RECORDS SUPPLIED >>

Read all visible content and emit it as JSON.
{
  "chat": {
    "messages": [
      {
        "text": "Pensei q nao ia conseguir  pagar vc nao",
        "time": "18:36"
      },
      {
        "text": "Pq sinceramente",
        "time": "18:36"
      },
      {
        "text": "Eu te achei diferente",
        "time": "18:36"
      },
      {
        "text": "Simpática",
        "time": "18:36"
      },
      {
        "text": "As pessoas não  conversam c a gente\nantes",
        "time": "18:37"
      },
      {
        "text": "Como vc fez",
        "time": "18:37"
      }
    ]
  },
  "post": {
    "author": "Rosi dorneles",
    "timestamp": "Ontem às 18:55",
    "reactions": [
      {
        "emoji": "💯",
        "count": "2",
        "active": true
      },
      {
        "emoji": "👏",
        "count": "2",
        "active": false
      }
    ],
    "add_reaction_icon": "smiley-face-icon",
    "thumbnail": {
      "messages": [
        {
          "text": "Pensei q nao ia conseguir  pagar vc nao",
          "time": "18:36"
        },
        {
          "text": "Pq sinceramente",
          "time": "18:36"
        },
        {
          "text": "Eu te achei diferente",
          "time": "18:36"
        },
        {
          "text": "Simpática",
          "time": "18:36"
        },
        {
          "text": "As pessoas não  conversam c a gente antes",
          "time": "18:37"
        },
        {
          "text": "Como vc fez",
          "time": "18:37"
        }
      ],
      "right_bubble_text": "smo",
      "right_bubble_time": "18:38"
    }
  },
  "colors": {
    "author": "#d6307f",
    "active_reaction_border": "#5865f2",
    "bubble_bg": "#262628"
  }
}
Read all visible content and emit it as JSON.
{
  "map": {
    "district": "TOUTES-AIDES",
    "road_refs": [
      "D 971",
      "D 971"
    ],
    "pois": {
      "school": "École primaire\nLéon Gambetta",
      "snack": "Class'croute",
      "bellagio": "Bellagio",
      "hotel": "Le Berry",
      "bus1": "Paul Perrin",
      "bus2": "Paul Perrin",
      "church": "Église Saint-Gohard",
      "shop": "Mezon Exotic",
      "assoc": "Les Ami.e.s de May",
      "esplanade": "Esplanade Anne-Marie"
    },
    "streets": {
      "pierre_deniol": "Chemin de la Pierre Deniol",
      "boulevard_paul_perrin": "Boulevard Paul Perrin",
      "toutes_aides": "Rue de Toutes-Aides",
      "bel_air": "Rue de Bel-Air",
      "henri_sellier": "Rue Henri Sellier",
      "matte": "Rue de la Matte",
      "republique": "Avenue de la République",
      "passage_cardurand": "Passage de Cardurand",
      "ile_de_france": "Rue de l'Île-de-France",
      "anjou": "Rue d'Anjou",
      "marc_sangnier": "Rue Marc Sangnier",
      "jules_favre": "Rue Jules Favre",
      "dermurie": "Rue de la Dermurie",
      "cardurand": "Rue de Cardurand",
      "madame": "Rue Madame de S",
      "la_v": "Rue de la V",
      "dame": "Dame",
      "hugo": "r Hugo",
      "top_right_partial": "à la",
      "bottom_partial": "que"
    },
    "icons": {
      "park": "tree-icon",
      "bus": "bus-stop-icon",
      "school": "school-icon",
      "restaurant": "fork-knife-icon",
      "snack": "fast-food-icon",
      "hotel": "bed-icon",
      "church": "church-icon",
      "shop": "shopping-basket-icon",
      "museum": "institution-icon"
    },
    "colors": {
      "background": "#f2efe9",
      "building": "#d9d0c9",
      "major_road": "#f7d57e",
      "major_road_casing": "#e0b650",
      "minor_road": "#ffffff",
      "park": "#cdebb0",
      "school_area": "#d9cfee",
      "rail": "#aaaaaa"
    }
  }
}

TASK PROMPT >> Take the data above and return it exactly.

THE RESPONSE >>
Read all visible content and emit it as JSON.
{
  "chat": {
    "messages": [
      {
        "text": "Pensei q nao ia conseguir  pagar vc nao",
        "time": "18:36"
      },
      {
        "text": "Pq sinceramente",
        "time": "18:36"
      },
      {
        "text": "Eu te achei diferente",
        "time": "18:36"
      },
      {
        "text": "Simpática",
        "time": "18:36"
      },
      {
        "text": "As pessoas não  conversam c a gente\nantes",
        "time": "18:37"
      },
      {
        "text": "Como vc fez",
        "time": "18:37"
      }
    ]
  },
  "post": {
    "author": "Rosi dorneles",
    "timestamp": "Ontem às 18:55",
    "reactions": [
      {
        "emoji": "💯",
        "count": "2",
        "active": true
      },
      {
        "emoji": "👏",
        "count": "2",
        "active": false
      }
    ],
    "add_reaction_icon": "smiley-face-icon",
    "thumbnail": {
      "messages": [
        {
          "text": "Pensei q nao ia conseguir  pagar vc nao",
          "time": "18:36"
        },
        {
          "text": "Pq sinceramente",
          "time": "18:36"
        },
        {
          "text": "Eu te achei diferente",
          "time": "18:36"
        },
        {
          "text": "Simpática",
          "time": "18:36"
        },
        {
          "text": "As pessoas não  conversam c a gente antes",
          "time": "18:37"
        },
        {
          "text": "Como vc fez",
          "time": "18:37"
        }
      ],
      "right_bubble_text": "smo",
      "right_bubble_time": "18:38"
    }
  },
  "colors": {
    "author": "#d6307f",
    "active_reaction_border": "#5865f2",
    "bubble_bg": "#262628"
  }
}
Read all visible content and emit it as JSON.
{
  "map": {
    "district": "TOUTES-AIDES",
    "road_refs": [
      "D 971",
      "D 971"
    ],
    "pois": {
      "school": "École primaire\nLéon Gambetta",
      "snack": "Class'croute",
      "bellagio": "Bellagio",
      "hotel": "Le Berry",
      "bus1": "Paul Perrin",
      "bus2": "Paul Perrin",
      "church": "Église Saint-Gohard",
      "shop": "Mezon Exotic",
      "assoc": "Les Ami.e.s de May",
      "esplanade": "Esplanade Anne-Marie"
    },
    "streets": {
      "pierre_deniol": "Chemin de la Pierre Deniol",
      "boulevard_paul_perrin": "Boulevard Paul Perrin",
      "toutes_aides": "Rue de Toutes-Aides",
      "bel_air": "Rue de Bel-Air",
      "henri_sellier": "Rue Henri Sellier",
      "matte": "Rue de la Matte",
      "republique": "Avenue de la République",
      "passage_cardurand": "Passage de Cardurand",
      "ile_de_france": "Rue de l'Île-de-France",
      "anjou": "Rue d'Anjou",
      "marc_sangnier": "Rue Marc Sangnier",
      "jules_favre": "Rue Jules Favre",
      "dermurie": "Rue de la Dermurie",
      "cardurand": "Rue de Cardurand",
      "madame": "Rue Madame de S",
      "la_v": "Rue de la V",
      "dame": "Dame",
      "hugo": "r Hugo",
      "top_right_partial": "à la",
      "bottom_partial": "que"
    },
    "icons": {
      "park": "tree-icon",
      "bus": "bus-stop-icon",
      "school": "school-icon",
      "restaurant": "fork-knife-icon",
      "snack": "fast-food-icon",
      "hotel": "bed-icon",
      "church": "church-icon",
      "shop": "shopping-basket-icon",
      "museum": "institution-icon"
    },
    "colors": {
      "background": "#f2efe9",
      "building": "#d9d0c9",
      "major_road": "#f7d57e",
      "major_road_casing": "#e0b650",
      "minor_road": "#ffffff",
      "park": "#cdebb0",
      "school_area": "#d9cfee",
      "rail": "#aaaaaa"
    }
  }
}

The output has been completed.